Work required:
Here are some records; copy every line that holds the word "object".
______
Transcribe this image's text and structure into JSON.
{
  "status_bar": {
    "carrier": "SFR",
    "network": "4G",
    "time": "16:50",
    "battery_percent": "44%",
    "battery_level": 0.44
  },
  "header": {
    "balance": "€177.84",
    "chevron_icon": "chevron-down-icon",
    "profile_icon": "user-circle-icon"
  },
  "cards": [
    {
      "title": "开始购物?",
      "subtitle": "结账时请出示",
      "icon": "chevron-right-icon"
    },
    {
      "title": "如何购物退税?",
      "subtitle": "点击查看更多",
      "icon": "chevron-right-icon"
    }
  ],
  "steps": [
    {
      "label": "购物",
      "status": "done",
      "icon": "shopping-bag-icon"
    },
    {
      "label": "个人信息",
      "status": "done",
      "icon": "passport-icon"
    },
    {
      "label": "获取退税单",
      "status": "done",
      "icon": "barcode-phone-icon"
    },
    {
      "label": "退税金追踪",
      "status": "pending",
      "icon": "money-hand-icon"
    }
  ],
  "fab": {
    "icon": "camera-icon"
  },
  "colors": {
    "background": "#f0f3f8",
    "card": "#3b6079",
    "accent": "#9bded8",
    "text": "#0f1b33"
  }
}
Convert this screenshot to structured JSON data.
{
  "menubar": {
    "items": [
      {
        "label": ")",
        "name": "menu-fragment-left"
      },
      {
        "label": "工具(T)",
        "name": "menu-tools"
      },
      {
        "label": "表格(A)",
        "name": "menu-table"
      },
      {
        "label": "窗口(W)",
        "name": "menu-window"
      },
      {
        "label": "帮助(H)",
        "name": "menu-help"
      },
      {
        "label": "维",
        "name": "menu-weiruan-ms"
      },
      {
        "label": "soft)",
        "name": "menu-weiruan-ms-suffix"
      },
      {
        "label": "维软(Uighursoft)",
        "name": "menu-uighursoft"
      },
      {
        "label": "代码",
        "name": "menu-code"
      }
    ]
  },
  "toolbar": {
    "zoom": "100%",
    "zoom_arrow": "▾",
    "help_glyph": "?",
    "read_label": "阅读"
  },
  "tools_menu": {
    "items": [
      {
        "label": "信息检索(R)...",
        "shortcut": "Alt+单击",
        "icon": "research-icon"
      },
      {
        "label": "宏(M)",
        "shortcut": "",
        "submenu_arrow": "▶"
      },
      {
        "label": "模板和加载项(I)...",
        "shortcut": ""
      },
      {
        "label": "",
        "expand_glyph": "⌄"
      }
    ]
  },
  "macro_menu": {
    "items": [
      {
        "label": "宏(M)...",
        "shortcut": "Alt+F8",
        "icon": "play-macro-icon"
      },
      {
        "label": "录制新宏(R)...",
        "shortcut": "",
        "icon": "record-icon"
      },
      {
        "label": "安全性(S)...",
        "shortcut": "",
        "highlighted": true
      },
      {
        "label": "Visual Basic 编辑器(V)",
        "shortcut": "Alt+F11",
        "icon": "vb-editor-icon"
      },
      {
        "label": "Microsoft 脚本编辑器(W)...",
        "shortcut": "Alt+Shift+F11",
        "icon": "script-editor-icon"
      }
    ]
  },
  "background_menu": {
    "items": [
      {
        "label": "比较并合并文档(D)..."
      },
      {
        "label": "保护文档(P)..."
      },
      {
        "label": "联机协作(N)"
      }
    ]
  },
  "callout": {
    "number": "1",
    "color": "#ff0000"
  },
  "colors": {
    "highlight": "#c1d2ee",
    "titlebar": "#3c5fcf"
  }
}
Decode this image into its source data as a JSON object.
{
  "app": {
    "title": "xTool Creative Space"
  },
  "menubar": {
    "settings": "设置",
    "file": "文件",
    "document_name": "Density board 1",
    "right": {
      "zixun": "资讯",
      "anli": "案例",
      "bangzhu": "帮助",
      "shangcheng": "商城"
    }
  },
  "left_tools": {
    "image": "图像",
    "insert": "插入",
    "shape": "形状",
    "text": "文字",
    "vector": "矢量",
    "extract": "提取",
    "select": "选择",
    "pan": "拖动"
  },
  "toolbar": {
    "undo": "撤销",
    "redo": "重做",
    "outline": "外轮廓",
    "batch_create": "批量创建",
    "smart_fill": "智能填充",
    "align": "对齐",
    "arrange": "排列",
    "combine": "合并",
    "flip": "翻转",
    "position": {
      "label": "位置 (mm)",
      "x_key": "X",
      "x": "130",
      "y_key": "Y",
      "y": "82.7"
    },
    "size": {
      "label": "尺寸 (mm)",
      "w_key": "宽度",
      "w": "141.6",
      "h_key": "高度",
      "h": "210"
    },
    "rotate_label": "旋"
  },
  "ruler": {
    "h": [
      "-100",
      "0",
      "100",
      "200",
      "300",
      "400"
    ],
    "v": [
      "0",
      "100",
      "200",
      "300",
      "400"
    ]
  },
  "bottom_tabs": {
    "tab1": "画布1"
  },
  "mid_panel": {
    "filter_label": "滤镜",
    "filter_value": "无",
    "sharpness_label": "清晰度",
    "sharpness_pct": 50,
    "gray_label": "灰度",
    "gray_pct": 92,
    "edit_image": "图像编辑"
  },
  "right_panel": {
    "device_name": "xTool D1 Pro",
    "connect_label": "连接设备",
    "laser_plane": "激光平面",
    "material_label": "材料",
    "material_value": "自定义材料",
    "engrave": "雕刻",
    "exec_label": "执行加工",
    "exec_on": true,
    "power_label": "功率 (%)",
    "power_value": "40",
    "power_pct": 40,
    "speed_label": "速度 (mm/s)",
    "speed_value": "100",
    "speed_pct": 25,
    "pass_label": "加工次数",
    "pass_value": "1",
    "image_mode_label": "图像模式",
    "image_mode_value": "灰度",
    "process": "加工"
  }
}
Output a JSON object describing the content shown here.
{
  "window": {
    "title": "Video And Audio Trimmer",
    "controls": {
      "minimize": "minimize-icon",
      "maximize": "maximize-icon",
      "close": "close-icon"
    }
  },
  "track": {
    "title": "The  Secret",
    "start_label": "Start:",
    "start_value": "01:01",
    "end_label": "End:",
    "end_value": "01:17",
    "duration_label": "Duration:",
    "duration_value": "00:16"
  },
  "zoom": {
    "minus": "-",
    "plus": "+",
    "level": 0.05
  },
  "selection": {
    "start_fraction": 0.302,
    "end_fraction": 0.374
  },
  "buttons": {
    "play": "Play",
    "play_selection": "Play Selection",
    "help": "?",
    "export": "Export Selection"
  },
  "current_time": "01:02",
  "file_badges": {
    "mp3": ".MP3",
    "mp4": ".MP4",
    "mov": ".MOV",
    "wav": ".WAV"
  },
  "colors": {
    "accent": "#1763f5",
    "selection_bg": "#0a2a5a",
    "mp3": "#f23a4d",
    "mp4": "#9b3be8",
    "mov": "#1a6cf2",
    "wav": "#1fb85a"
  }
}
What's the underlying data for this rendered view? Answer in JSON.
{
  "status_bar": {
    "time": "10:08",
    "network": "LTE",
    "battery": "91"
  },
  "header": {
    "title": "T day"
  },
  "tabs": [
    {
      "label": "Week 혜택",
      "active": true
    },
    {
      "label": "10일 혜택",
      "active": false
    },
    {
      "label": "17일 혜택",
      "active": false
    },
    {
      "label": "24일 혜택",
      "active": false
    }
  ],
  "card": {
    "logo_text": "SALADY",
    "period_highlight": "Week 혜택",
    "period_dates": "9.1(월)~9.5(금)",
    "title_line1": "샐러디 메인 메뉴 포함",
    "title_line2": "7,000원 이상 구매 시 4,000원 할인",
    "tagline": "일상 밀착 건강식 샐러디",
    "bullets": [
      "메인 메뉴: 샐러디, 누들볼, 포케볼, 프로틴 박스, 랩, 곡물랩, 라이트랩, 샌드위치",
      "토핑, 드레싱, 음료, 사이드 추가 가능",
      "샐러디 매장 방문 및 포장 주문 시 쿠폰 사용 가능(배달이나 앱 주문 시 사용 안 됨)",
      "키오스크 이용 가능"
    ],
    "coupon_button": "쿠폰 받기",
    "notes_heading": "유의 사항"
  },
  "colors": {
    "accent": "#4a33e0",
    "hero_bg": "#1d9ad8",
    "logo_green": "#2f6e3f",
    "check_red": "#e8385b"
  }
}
______
Problem solution:
Decode this image into its source data as a JSON object.
Output a JSON object describing the content shown here.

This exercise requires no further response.